=== Data for this exercise ===
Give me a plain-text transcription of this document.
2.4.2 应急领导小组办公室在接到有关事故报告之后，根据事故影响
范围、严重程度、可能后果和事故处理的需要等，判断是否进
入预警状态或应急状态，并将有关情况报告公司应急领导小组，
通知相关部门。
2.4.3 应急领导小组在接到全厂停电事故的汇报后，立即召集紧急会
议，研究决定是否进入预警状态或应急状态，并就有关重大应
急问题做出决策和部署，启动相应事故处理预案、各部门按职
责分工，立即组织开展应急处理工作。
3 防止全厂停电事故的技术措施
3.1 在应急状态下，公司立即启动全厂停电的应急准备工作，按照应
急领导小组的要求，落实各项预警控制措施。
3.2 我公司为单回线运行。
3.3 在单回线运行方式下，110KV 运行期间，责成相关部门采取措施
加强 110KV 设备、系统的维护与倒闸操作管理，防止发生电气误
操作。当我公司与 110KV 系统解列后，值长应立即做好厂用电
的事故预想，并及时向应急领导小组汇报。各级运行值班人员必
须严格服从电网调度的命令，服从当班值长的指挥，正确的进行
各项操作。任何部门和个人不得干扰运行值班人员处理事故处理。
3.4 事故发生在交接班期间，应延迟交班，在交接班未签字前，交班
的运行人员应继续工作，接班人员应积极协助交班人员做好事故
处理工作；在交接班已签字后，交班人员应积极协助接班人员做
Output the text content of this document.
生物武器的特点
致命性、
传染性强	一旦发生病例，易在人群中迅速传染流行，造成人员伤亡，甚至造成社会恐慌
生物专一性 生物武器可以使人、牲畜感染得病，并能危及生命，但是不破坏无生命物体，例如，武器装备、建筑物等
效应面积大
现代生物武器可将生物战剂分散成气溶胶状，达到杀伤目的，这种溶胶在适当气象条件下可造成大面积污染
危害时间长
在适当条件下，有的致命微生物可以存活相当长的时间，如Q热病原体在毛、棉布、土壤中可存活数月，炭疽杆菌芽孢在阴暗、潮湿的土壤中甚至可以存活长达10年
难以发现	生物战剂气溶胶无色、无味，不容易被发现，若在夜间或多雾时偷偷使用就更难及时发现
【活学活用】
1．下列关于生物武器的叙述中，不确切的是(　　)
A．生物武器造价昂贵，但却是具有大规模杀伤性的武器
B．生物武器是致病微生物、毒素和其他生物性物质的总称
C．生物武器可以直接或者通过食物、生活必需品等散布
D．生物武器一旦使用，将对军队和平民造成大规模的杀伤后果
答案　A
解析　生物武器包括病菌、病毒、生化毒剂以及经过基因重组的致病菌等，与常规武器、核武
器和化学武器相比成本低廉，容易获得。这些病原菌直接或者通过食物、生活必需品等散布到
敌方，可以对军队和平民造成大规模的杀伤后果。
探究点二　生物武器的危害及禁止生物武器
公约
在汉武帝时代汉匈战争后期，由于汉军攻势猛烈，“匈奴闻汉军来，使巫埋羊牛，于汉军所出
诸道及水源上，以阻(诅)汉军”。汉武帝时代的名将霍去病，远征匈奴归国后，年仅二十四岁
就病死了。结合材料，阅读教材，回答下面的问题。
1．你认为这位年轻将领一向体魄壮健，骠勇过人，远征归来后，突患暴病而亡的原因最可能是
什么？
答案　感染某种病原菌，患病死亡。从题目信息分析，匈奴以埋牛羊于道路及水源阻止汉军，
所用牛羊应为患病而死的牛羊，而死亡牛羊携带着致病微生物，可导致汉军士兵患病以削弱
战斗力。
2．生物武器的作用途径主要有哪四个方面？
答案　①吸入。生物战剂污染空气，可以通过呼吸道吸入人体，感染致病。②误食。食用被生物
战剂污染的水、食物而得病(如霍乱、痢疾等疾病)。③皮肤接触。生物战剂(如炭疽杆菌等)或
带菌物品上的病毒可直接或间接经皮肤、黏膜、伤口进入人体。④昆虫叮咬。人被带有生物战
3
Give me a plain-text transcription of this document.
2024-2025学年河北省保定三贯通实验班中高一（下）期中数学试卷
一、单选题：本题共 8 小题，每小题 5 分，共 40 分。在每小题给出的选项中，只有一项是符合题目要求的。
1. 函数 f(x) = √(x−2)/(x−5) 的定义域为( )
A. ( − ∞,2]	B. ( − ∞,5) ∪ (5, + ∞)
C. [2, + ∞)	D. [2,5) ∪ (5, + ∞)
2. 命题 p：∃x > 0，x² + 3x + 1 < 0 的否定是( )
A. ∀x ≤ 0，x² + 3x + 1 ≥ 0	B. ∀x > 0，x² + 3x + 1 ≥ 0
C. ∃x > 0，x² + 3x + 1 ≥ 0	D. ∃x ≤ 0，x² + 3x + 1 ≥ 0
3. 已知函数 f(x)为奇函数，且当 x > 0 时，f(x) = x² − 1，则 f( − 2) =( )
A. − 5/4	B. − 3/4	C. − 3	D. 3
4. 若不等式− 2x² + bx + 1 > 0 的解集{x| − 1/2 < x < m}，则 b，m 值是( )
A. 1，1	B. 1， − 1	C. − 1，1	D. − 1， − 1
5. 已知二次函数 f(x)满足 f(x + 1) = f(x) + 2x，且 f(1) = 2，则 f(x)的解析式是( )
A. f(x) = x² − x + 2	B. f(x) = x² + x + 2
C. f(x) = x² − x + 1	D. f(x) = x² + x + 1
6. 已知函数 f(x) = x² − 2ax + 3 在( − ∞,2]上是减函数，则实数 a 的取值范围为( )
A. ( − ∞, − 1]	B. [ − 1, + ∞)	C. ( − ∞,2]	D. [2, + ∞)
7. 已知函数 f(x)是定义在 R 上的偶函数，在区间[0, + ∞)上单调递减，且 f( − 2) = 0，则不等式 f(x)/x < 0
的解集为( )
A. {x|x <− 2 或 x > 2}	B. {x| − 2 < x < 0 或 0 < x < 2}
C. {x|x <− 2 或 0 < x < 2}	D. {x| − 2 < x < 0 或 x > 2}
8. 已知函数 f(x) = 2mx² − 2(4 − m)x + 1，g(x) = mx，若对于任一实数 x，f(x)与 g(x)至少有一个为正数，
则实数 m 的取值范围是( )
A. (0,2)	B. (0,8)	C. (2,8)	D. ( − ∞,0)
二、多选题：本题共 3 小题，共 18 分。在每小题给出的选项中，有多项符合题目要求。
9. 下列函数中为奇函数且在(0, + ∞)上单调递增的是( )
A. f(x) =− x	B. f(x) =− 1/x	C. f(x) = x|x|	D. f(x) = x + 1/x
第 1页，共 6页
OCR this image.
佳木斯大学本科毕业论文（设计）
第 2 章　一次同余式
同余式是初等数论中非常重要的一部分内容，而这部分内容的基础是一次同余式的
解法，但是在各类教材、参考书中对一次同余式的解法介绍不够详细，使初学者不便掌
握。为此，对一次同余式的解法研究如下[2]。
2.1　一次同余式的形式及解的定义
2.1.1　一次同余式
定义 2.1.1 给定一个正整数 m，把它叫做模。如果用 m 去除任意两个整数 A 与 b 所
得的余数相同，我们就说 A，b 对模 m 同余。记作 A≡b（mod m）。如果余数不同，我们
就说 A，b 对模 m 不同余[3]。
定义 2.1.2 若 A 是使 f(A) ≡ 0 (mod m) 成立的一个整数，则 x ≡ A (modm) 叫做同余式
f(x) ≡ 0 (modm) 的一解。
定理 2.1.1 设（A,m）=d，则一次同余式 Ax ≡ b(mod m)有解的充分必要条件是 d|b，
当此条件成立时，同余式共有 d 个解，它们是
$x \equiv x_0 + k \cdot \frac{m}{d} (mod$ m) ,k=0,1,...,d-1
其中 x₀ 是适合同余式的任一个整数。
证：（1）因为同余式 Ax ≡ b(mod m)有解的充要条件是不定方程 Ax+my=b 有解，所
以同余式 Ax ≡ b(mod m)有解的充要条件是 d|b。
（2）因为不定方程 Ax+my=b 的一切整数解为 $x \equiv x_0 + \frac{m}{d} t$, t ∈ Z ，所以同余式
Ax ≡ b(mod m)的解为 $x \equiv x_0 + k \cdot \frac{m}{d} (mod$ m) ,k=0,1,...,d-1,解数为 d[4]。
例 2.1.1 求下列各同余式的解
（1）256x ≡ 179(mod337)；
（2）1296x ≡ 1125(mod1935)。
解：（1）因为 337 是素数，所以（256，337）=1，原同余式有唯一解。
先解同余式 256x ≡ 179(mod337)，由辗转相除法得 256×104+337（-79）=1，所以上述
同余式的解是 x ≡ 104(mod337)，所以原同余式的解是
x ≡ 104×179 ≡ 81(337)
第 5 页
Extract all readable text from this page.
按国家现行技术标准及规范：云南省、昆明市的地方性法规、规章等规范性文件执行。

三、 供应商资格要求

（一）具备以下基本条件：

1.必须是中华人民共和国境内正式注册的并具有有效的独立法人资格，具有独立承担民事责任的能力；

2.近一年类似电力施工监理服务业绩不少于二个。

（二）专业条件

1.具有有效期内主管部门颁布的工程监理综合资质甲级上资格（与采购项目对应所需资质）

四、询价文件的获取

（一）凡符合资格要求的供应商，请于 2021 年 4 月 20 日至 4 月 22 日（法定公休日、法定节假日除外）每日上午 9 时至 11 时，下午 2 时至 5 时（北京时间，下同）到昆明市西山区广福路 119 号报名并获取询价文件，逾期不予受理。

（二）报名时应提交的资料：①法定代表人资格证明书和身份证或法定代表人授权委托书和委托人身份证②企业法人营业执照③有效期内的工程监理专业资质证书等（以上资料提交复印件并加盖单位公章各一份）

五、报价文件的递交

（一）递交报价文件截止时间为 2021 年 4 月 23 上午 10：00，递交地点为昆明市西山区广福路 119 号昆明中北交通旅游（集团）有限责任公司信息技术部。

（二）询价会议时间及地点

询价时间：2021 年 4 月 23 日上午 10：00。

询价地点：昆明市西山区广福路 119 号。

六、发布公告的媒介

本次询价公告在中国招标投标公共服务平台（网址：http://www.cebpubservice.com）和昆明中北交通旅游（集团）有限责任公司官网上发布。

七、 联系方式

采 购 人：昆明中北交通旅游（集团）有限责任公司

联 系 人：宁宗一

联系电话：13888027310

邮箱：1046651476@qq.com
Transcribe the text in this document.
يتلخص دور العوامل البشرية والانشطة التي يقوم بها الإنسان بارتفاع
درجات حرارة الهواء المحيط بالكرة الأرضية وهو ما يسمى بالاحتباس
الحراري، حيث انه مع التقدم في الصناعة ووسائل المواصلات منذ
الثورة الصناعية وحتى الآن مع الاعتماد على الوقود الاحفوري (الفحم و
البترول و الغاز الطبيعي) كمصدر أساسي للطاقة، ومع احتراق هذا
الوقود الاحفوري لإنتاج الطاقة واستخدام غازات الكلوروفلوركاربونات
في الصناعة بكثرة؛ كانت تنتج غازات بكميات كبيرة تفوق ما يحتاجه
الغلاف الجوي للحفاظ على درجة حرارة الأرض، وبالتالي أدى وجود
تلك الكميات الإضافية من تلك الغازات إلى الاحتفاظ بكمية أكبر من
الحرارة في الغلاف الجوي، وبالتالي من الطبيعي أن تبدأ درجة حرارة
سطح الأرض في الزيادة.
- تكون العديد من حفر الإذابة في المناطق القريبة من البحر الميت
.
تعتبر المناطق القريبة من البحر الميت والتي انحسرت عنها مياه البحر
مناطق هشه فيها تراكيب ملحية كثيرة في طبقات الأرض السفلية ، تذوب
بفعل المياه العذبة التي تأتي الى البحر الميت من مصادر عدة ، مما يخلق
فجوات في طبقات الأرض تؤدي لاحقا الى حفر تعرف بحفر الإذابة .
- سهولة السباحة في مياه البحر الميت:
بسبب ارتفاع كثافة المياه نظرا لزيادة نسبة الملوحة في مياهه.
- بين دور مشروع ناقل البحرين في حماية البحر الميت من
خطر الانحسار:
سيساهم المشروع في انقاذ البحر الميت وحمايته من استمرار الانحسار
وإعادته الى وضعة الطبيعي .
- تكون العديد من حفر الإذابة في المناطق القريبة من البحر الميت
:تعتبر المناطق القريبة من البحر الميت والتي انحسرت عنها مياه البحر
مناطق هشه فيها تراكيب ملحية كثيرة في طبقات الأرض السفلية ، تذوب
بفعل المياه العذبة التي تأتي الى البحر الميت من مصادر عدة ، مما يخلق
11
===
What to work on » Copy out exactly the lines running from the line with "Transcribe the text in this document." to the end of the records, inclusive.

Task output »
Transcribe the text in this document.
يتلخص دور العوامل البشرية والانشطة التي يقوم بها الإنسان بارتفاع
درجات حرارة الهواء المحيط بالكرة الأرضية وهو ما يسمى بالاحتباس
الحراري، حيث انه مع التقدم في الصناعة ووسائل المواصلات منذ
الثورة الصناعية وحتى الآن مع الاعتماد على الوقود الاحفوري (الفحم و
البترول و الغاز الطبيعي) كمصدر أساسي للطاقة، ومع احتراق هذا
الوقود الاحفوري لإنتاج الطاقة واستخدام غازات الكلوروفلوركاربونات
في الصناعة بكثرة؛ كانت تنتج غازات بكميات كبيرة تفوق ما يحتاجه
الغلاف الجوي للحفاظ على درجة حرارة الأرض، وبالتالي أدى وجود
تلك الكميات الإضافية من تلك الغازات إلى الاحتفاظ بكمية أكبر من
الحرارة في الغلاف الجوي، وبالتالي من الطبيعي أن تبدأ درجة حرارة
سطح الأرض في الزيادة.
- تكون العديد من حفر الإذابة في المناطق القريبة من البحر الميت
.
تعتبر المناطق القريبة من البحر الميت والتي انحسرت عنها مياه البحر
مناطق هشه فيها تراكيب ملحية كثيرة في طبقات الأرض السفلية ، تذوب
بفعل المياه العذبة التي تأتي الى البحر الميت من مصادر عدة ، مما يخلق
فجوات في طبقات الأرض تؤدي لاحقا الى حفر تعرف بحفر الإذابة .
- سهولة السباحة في مياه البحر الميت:
بسبب ارتفاع كثافة المياه نظرا لزيادة نسبة الملوحة في مياهه.
- بين دور مشروع ناقل البحرين في حماية البحر الميت من
خطر الانحسار:
سيساهم المشروع في انقاذ البحر الميت وحمايته من استمرار الانحسار
وإعادته الى وضعة الطبيعي .
- تكون العديد من حفر الإذابة في المناطق القريبة من البحر الميت
:تعتبر المناطق القريبة من البحر الميت والتي انحسرت عنها مياه البحر
مناطق هشه فيها تراكيب ملحية كثيرة في طبقات الأرض السفلية ، تذوب
بفعل المياه العذبة التي تأتي الى البحر الميت من مصادر عدة ، مما يخلق
11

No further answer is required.